**Required task:** Transcribe the full listing exactly, and drop every picture.

**Available data:**
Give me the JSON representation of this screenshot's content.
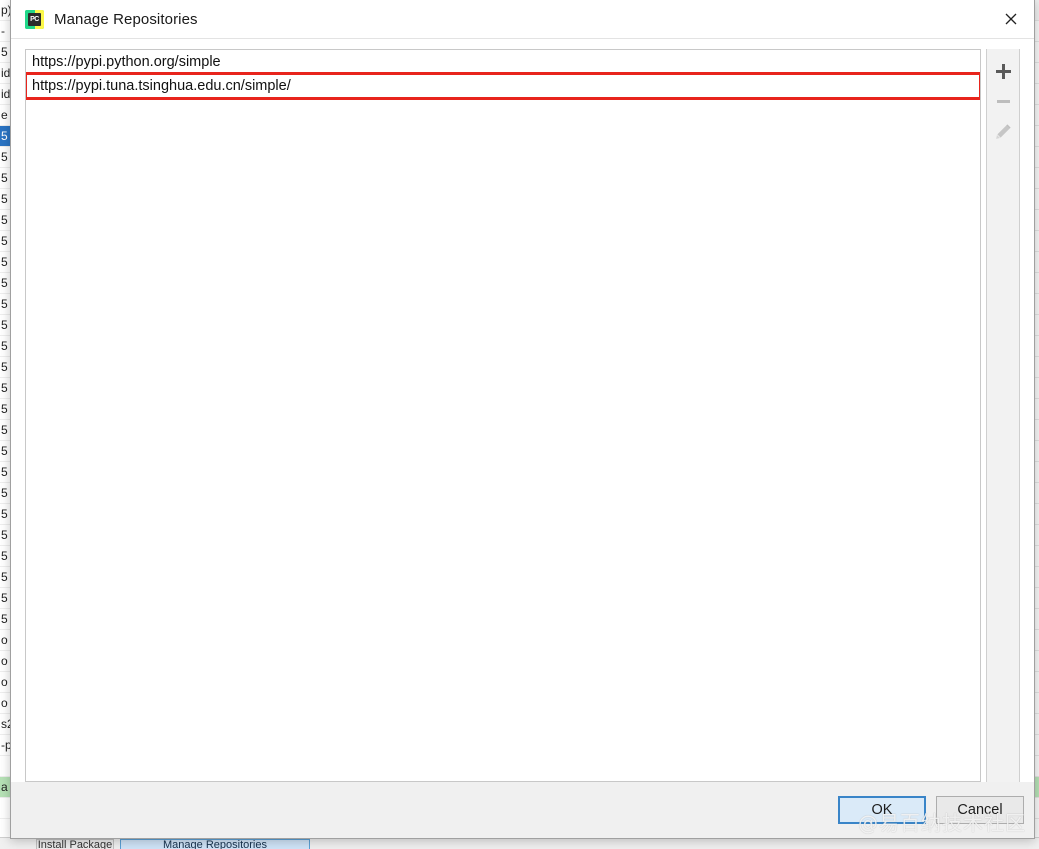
{
  "dialog": {
    "title": "Manage Repositories",
    "icon": "pycharm-logo-icon",
    "icon_text": "PC",
    "close_label": "✕"
  },
  "repositories": {
    "items": [
      {
        "url": "https://pypi.python.org/simple",
        "highlighted": false
      },
      {
        "url": "https://pypi.tuna.tsinghua.edu.cn/simple/",
        "highlighted": true
      }
    ],
    "highlight_color": "#e8241c"
  },
  "side_toolbar": {
    "add": {
      "name": "add-repository-button",
      "glyph": "+",
      "enabled": true
    },
    "remove": {
      "name": "remove-repository-button",
      "glyph": "−",
      "enabled": false
    },
    "edit": {
      "name": "edit-repository-button",
      "glyph": "✎",
      "enabled": false
    }
  },
  "footer": {
    "ok_label": "OK",
    "cancel_label": "Cancel",
    "default_button_color": "#3a85c8"
  },
  "watermark": {
    "text": "@易百纳技术社区"
  },
  "background": {
    "left_rows": [
      {
        "text": "p)",
        "style": "plain"
      },
      {
        "text": "-",
        "style": "plain"
      },
      {
        "text": "5",
        "style": "plain"
      },
      {
        "text": "id",
        "style": "plain"
      },
      {
        "text": "id",
        "style": "plain"
      },
      {
        "text": "e",
        "style": "plain"
      },
      {
        "text": "5",
        "style": "sel"
      },
      {
        "text": "5",
        "style": "plain"
      },
      {
        "text": "5",
        "style": "plain"
      },
      {
        "text": "5",
        "style": "plain"
      },
      {
        "text": "5",
        "style": "plain"
      },
      {
        "text": "5",
        "style": "plain"
      },
      {
        "text": "5",
        "style": "plain"
      },
      {
        "text": "5",
        "style": "plain"
      },
      {
        "text": "5",
        "style": "plain"
      },
      {
        "text": "5",
        "style": "plain"
      },
      {
        "text": "5",
        "style": "plain"
      },
      {
        "text": "5",
        "style": "plain"
      },
      {
        "text": "5",
        "style": "plain"
      },
      {
        "text": "5",
        "style": "plain"
      },
      {
        "text": "5",
        "style": "plain"
      },
      {
        "text": "5",
        "style": "plain"
      },
      {
        "text": "5",
        "style": "plain"
      },
      {
        "text": "5",
        "style": "plain"
      },
      {
        "text": "5",
        "style": "plain"
      },
      {
        "text": "5",
        "style": "plain"
      },
      {
        "text": "5",
        "style": "plain"
      },
      {
        "text": "5",
        "style": "plain"
      },
      {
        "text": "5",
        "style": "plain"
      },
      {
        "text": "5",
        "style": "plain"
      },
      {
        "text": "o",
        "style": "plain"
      },
      {
        "text": "o",
        "style": "plain"
      },
      {
        "text": "o",
        "style": "plain"
      },
      {
        "text": "o",
        "style": "plain"
      },
      {
        "text": "s2",
        "style": "plain"
      },
      {
        "text": "-p",
        "style": "plain"
      },
      {
        "text": "",
        "style": "plain"
      },
      {
        "text": "a",
        "style": "green"
      },
      {
        "text": "",
        "style": "plain"
      }
    ],
    "bottom_bar": {
      "manage_button_label": "Manage Repositories",
      "left_button_label": "Install Package",
      "right_button_label": ""
    }
  }
}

**Output for this exercise:**
Give me the JSON representation of this screenshot's content.
{
  "dialog": {
    "title": "Manage Repositories",
    "icon": "pycharm-logo-icon",
    "icon_text": "PC",
    "close_label": "✕"
  },
  "repositories": {
    "items": [
      {
        "url": "https://pypi.python.org/simple",
        "highlighted": false
      },
      {
        "url": "https://pypi.tuna.tsinghua.edu.cn/simple/",
        "highlighted": true
      }
    ],
    "highlight_color": "#e8241c"
  },
  "side_toolbar": {
    "add": {
      "name": "add-repository-button",
      "glyph": "+",
      "enabled": true
    },
    "remove": {
      "name": "remove-repository-button",
      "glyph": "−",
      "enabled": false
    },
    "edit": {
      "name": "edit-repository-button",
      "glyph": "✎",
      "enabled": false
    }
  },
  "footer": {
    "ok_label": "OK",
    "cancel_label": "Cancel",
    "default_button_color": "#3a85c8"
  },
  "watermark": {
    "text": "@易百纳技术社区"
  },
  "background": {
    "left_rows": [
      {
        "text": "p)",
        "style": "plain"
      },
      {
        "text": "-",
        "style": "plain"
      },
      {
        "text": "5",
        "style": "plain"
      },
      {
        "text": "id",
        "style": "plain"
      },
      {
        "text": "id",
        "style": "plain"
      },
      {
        "text": "e",
        "style": "plain"
      },
      {
        "text": "5",
        "style": "sel"
      },
      {
        "text": "5",
        "style": "plain"
      },
      {
        "text": "5",
        "style": "plain"
      },
      {
        "text": "5",
        "style": "plain"
      },
      {
        "text": "5",
        "style": "plain"
      },
      {
        "text": "5",
        "style": "plain"
      },
      {
        "text": "5",
        "style": "plain"
      },
      {
        "text": "5",
        "style": "plain"
      },
      {
        "text": "5",
        "style": "plain"
      },
      {
        "text": "5",
        "style": "plain"
      },
      {
        "text": "5",
        "style": "plain"
      },
      {
        "text": "5",
        "style": "plain"
      },
      {
        "text": "5",
        "style": "plain"
      },
      {
        "text": "5",
        "style": "plain"
      },
      {
        "text": "5",
        "style": "plain"
      },
      {
        "text": "5",
        "style": "plain"
      },
      {
        "text": "5",
        "style": "plain"
      },
      {
        "text": "5",
        "style": "plain"
      },
      {
        "text": "5",
        "style": "plain"
      },
      {
        "text": "5",
        "style": "plain"
      },
      {
        "text": "5",
        "style": "plain"
      },
      {
        "text": "5",
        "style": "plain"
      },
      {
        "text": "5",
        "style": "plain"
      },
      {
        "text": "5",
        "style": "plain"
      },
      {
        "text": "o",
        "style": "plain"
      },
      {
        "text": "o",
        "style": "plain"
      },
      {
        "text": "o",
        "style": "plain"
      },
      {
        "text": "o",
        "style": "plain"
      },
      {
        "text": "s2",
        "style": "plain"
      },
      {
        "text": "-p",
        "style": "plain"
      },
      {
        "text": "",
        "style": "plain"
      },
      {
        "text": "a",
        "style": "green"
      },
      {
        "text": "",
        "style": "plain"
      }
    ],
    "bottom_bar": {
      "manage_button_label": "Manage Repositories",
      "left_button_label": "Install Package",
      "right_button_label": ""
    }
  }
}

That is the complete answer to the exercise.